Directive –
Please rewrite the entries starting at the first one and ending at the line containing "allow-guest-radio-group: 是 否", changing "step-number" to "step-index" and leaving everything else unchanged.

+ + + +

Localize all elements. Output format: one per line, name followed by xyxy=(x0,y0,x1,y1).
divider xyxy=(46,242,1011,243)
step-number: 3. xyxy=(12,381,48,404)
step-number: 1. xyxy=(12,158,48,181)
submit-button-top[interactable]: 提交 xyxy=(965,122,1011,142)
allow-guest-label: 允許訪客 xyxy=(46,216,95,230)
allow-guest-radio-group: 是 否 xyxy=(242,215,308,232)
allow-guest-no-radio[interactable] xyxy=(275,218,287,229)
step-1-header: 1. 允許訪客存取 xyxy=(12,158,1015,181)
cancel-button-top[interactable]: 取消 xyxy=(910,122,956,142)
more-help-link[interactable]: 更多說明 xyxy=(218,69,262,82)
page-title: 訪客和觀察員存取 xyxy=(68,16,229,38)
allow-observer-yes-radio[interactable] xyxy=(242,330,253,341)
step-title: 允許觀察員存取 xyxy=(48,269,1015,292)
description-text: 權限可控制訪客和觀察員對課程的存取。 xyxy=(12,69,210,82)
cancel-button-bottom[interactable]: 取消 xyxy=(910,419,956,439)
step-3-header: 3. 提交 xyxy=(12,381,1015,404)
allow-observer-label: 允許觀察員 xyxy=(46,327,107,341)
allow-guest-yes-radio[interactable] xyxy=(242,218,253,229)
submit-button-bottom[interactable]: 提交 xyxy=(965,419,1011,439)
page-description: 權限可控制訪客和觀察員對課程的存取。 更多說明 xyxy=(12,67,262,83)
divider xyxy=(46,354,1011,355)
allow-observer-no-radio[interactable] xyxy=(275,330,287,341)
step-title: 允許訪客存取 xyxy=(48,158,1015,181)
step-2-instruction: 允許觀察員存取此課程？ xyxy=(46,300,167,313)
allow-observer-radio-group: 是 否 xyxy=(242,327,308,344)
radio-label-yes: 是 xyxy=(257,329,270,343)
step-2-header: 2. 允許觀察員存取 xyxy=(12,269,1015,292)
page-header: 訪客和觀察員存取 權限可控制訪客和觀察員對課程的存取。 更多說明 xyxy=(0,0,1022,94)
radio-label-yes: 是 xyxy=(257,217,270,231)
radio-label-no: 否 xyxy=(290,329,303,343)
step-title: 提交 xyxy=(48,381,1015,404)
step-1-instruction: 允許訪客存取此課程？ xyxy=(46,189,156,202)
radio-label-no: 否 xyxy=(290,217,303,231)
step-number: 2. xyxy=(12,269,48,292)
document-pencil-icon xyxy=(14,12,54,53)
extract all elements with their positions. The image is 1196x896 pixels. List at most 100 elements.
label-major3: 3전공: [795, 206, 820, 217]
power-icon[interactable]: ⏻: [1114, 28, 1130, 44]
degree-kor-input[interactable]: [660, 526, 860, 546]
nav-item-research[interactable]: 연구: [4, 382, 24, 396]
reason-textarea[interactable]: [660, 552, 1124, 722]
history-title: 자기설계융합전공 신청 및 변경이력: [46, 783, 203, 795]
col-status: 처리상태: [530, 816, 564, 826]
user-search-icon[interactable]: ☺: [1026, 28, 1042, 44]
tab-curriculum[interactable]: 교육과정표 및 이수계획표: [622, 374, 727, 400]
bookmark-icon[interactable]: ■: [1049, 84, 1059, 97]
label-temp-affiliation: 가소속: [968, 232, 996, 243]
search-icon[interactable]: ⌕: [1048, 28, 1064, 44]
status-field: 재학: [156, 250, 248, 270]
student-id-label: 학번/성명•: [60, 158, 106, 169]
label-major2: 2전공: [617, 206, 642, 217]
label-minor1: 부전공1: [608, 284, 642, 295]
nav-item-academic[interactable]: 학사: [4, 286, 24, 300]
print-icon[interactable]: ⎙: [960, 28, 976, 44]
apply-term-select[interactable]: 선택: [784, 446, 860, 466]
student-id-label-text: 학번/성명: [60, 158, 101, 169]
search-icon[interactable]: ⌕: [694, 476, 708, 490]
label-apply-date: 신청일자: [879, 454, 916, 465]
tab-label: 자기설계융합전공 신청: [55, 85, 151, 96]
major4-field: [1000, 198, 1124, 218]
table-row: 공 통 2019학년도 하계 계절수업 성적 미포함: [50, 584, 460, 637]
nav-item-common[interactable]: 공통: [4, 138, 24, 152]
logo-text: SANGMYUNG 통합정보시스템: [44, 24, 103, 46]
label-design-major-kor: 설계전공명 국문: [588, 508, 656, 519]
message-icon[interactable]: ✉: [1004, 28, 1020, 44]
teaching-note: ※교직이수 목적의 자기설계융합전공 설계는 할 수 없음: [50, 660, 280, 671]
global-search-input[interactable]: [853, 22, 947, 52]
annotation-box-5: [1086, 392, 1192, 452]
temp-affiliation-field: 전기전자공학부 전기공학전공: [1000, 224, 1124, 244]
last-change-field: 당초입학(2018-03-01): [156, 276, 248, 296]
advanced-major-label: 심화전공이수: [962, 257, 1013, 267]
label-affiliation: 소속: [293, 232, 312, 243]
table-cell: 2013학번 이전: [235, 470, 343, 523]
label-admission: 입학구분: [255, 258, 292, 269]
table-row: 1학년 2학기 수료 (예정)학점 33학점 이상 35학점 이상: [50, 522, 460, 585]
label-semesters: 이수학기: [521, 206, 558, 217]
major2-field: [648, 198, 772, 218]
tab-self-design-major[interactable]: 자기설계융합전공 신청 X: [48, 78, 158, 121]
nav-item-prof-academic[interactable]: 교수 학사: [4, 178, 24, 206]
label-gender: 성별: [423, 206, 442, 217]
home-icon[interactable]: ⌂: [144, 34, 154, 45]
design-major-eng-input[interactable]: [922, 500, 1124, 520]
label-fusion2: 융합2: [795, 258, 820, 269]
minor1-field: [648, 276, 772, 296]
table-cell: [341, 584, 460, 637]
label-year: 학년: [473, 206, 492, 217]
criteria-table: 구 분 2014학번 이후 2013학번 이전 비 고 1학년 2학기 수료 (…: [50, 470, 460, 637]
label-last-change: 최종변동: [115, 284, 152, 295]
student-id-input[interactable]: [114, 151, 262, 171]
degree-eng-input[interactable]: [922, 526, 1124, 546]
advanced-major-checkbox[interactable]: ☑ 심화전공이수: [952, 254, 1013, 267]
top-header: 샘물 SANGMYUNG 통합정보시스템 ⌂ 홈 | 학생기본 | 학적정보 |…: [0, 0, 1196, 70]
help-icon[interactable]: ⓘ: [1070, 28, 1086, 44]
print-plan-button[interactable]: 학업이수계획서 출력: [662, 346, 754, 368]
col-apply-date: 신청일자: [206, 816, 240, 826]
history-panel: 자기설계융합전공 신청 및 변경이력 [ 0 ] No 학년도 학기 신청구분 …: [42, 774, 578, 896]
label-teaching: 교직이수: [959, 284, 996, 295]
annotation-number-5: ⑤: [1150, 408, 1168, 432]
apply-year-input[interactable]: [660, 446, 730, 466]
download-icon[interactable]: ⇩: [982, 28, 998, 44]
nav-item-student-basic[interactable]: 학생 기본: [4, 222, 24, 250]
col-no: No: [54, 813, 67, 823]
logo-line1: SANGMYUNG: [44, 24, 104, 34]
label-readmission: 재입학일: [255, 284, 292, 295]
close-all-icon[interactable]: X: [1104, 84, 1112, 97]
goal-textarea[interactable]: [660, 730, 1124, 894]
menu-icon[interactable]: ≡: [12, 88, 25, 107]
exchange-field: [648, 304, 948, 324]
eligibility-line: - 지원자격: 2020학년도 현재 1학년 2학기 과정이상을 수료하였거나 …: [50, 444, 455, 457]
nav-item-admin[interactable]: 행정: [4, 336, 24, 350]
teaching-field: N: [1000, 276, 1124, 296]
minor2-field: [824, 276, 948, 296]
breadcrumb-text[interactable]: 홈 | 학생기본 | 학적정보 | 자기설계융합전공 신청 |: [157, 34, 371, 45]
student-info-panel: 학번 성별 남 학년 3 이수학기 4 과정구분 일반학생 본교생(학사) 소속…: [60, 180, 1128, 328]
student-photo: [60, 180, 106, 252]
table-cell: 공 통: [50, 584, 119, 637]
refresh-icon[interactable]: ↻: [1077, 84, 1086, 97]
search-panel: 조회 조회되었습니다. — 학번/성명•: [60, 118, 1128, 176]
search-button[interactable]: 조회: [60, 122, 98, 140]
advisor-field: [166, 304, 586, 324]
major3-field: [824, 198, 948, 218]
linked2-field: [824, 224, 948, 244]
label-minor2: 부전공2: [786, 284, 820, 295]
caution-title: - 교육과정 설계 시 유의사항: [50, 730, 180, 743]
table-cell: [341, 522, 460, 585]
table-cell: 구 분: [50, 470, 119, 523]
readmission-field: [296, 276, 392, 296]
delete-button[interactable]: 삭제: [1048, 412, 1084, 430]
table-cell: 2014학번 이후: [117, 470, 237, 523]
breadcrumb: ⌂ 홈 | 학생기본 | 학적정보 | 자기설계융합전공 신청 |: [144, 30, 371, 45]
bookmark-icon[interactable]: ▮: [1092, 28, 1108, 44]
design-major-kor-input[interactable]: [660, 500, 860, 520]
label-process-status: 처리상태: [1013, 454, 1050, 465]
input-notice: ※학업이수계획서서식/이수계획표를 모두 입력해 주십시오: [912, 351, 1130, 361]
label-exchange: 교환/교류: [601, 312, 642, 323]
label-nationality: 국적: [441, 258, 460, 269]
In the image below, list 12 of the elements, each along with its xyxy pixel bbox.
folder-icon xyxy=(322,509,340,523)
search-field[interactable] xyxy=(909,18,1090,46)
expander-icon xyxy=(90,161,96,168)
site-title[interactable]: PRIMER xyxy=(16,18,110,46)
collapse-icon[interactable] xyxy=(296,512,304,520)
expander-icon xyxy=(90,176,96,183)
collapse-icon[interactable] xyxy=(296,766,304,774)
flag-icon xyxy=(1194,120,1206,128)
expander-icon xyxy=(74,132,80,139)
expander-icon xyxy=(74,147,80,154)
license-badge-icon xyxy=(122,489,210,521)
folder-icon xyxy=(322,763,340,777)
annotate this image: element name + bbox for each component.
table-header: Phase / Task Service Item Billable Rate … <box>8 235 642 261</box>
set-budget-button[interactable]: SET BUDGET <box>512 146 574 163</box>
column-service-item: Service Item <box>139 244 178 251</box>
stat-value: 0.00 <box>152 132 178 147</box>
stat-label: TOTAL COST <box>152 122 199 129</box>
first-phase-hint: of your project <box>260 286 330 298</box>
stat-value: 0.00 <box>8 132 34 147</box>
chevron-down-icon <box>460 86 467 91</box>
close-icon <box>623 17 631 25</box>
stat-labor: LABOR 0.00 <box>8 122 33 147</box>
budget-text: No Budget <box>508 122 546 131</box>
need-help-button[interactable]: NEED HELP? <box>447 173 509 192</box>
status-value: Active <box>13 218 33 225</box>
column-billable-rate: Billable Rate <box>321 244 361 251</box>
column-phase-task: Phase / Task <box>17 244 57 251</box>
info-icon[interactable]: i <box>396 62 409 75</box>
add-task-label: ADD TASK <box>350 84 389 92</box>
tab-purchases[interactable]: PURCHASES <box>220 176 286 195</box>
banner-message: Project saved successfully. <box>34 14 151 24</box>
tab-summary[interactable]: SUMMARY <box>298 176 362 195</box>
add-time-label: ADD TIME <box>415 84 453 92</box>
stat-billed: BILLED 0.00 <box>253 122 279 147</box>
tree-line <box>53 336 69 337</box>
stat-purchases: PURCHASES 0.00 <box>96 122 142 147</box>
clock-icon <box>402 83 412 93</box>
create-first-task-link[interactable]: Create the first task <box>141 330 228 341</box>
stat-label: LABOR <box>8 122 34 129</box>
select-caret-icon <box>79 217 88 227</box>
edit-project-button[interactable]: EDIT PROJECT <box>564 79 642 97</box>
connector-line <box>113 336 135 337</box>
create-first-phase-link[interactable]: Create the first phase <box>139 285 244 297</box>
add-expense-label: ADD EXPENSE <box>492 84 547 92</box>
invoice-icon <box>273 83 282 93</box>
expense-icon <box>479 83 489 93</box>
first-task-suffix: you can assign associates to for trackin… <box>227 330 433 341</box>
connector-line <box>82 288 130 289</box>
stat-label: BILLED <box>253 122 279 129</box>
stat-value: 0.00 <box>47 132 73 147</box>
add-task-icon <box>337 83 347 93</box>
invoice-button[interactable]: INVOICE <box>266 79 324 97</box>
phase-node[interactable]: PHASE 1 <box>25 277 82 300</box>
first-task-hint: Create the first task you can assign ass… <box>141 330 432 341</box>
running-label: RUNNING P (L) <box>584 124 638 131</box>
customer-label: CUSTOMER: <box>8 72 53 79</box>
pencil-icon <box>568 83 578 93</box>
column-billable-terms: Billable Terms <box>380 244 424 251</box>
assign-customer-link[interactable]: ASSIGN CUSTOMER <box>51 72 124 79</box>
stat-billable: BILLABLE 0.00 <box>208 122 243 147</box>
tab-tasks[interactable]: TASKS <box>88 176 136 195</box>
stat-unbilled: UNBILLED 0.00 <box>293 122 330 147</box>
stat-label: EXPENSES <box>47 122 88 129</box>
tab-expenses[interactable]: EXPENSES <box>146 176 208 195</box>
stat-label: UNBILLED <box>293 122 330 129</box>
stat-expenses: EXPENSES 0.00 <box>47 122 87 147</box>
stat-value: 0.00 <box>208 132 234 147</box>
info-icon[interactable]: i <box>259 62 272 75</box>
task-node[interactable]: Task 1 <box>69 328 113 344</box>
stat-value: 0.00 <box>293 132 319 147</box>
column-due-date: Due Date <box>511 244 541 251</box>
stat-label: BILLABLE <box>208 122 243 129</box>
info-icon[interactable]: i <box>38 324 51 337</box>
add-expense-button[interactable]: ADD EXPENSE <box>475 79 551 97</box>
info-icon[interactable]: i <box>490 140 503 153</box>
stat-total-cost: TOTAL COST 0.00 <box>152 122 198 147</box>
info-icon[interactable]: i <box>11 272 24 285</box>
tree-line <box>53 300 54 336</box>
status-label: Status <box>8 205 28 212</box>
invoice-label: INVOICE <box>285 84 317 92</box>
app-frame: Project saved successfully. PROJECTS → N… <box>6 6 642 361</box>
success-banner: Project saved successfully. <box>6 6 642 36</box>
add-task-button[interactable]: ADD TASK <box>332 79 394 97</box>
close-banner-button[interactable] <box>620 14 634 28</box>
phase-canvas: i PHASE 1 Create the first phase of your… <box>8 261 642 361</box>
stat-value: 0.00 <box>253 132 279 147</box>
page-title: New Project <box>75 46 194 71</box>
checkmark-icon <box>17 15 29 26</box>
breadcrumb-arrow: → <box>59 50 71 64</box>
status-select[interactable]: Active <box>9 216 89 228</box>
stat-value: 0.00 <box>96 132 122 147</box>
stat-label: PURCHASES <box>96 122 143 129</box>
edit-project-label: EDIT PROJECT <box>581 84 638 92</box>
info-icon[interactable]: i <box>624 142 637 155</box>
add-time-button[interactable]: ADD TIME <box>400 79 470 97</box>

+ + + +

Result –
Localize all elements. Output format: one per line, name followed by xyxy=(x0,y0,x1,y1).
divider xyxy=(46,242,1011,243)
step-index: 3. xyxy=(12,381,48,404)
step-index: 1. xyxy=(12,158,48,181)
submit-button-top[interactable]: 提交 xyxy=(965,122,1011,142)
allow-guest-label: 允許訪客 xyxy=(46,216,95,230)
allow-guest-radio-group: 是 否 xyxy=(242,215,308,232)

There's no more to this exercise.